[WORK INSTRUCTIONS]
All of the material below is to be repeated exactly.

───── EXTRACTED INFORMATION ─────

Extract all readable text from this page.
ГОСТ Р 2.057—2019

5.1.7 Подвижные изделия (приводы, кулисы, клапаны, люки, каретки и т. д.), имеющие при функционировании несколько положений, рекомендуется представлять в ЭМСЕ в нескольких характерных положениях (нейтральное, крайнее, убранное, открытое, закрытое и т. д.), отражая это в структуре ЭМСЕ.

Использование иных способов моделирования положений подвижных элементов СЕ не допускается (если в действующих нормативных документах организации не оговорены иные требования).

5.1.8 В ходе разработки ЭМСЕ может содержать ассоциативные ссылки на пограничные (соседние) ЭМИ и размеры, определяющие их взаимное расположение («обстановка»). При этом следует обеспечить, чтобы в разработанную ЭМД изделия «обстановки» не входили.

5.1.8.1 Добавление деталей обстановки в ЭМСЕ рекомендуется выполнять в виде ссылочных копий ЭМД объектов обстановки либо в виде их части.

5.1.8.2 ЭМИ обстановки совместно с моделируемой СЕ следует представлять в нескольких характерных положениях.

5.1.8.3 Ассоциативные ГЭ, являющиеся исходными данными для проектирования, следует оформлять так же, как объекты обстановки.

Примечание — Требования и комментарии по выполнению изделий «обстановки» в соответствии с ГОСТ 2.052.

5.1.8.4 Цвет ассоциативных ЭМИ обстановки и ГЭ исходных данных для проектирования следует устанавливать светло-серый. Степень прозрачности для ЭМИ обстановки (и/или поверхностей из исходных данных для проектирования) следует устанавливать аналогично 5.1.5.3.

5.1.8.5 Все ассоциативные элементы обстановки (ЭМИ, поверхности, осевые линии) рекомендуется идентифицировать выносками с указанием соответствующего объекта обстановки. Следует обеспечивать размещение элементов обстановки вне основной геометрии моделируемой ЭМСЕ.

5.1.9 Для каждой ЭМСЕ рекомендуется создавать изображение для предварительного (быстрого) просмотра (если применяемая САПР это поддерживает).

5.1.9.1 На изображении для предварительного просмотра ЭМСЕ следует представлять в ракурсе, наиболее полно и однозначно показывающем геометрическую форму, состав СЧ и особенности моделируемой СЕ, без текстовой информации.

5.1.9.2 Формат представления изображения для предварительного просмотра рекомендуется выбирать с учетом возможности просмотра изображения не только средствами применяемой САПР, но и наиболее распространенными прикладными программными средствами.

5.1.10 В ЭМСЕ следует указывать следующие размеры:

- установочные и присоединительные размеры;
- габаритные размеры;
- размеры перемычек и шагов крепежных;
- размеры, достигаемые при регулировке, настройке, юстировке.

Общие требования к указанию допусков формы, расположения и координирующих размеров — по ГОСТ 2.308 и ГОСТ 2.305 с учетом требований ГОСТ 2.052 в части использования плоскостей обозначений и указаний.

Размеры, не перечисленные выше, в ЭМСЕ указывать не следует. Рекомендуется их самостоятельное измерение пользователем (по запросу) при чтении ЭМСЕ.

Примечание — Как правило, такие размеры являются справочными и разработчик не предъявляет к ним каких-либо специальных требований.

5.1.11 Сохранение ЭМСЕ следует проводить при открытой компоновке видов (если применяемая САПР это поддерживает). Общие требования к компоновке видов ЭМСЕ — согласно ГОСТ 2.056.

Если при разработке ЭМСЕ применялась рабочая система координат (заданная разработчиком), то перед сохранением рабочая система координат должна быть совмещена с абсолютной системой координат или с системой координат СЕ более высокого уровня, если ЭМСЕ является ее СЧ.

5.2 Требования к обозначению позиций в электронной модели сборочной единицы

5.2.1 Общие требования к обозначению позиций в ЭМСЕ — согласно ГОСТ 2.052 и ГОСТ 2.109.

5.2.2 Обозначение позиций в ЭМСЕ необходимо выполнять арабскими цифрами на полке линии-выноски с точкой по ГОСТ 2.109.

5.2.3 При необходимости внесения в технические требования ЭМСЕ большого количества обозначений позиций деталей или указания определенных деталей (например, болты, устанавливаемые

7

─────

[ANSWER BELOW]
Extract all readable text from this page.
ГОСТ Р 2.057—2019

5.1.7 Подвижные изделия (приводы, кулисы, клапаны, люки, каретки и т. д.), имеющие при функционировании несколько положений, рекомендуется представлять в ЭМСЕ в нескольких характерных положениях (нейтральное, крайнее, убранное, открытое, закрытое и т. д.), отражая это в структуре ЭМСЕ.

Использование иных способов моделирования положений подвижных элементов СЕ не допускается (если в действующих нормативных документах организации не оговорены иные требования).

5.1.8 В ходе разработки ЭМСЕ может содержать ассоциативные ссылки на пограничные (соседние) ЭМИ и размеры, определяющие их взаимное расположение («обстановка»). При этом следует обеспечить, чтобы в разработанную ЭМД изделия «обстановки» не входили.

5.1.8.1 Добавление деталей обстановки в ЭМСЕ рекомендуется выполнять в виде ссылочных копий ЭМД объектов обстановки либо в виде их части.

5.1.8.2 ЭМИ обстановки совместно с моделируемой СЕ следует представлять в нескольких характерных положениях.

5.1.8.3 Ассоциативные ГЭ, являющиеся исходными данными для проектирования, следует оформлять так же, как объекты обстановки.

Примечание — Требования и комментарии по выполнению изделий «обстановки» в соответствии с ГОСТ 2.052.

5.1.8.4 Цвет ассоциативных ЭМИ обстановки и ГЭ исходных данных для проектирования следует устанавливать светло-серый. Степень прозрачности для ЭМИ обстановки (и/или поверхностей из исходных данных для проектирования) следует устанавливать аналогично 5.1.5.3.

5.1.8.5 Все ассоциативные элементы обстановки (ЭМИ, поверхности, осевые линии) рекомендуется идентифицировать выносками с указанием соответствующего объекта обстановки. Следует обеспечивать размещение элементов обстановки вне основной геометрии моделируемой ЭМСЕ.

5.1.9 Для каждой ЭМСЕ рекомендуется создавать изображение для предварительного (быстрого) просмотра (если применяемая САПР это поддерживает).

5.1.9.1 На изображении для предварительного просмотра ЭМСЕ следует представлять в ракурсе, наиболее полно и однозначно показывающем геометрическую форму, состав СЧ и особенности моделируемой СЕ, без текстовой информации.

5.1.9.2 Формат представления изображения для предварительного просмотра рекомендуется выбирать с учетом возможности просмотра изображения не только средствами применяемой САПР, но и наиболее распространенными прикладными программными средствами.

5.1.10 В ЭМСЕ следует указывать следующие размеры:

- установочные и присоединительные размеры;
- габаритные размеры;
- размеры перемычек и шагов крепежных;
- размеры, достигаемые при регулировке, настройке, юстировке.

Общие требования к указанию допусков формы, расположения и координирующих размеров — по ГОСТ 2.308 и ГОСТ 2.305 с учетом требований ГОСТ 2.052 в части использования плоскостей обозначений и указаний.

Размеры, не перечисленные выше, в ЭМСЕ указывать не следует. Рекомендуется их самостоятельное измерение пользователем (по запросу) при чтении ЭМСЕ.

Примечание — Как правило, такие размеры являются справочными и разработчик не предъявляет к ним каких-либо специальных требований.

5.1.11 Сохранение ЭМСЕ следует проводить при открытой компоновке видов (если применяемая САПР это поддерживает). Общие требования к компоновке видов ЭМСЕ — согласно ГОСТ 2.056.

Если при разработке ЭМСЕ применялась рабочая система координат (заданная разработчиком), то перед сохранением рабочая система координат должна быть совмещена с абсолютной системой координат или с системой координат СЕ более высокого уровня, если ЭМСЕ является ее СЧ.

5.2 Требования к обозначению позиций в электронной модели сборочной единицы

5.2.1 Общие требования к обозначению позиций в ЭМСЕ — согласно ГОСТ 2.052 и ГОСТ 2.109.

5.2.2 Обозначение позиций в ЭМСЕ необходимо выполнять арабскими цифрами на полке линии-выноски с точкой по ГОСТ 2.109.

5.2.3 При необходимости внесения в технические требования ЭМСЕ большого количества обозначений позиций деталей или указания определенных деталей (например, болты, устанавливаемые

7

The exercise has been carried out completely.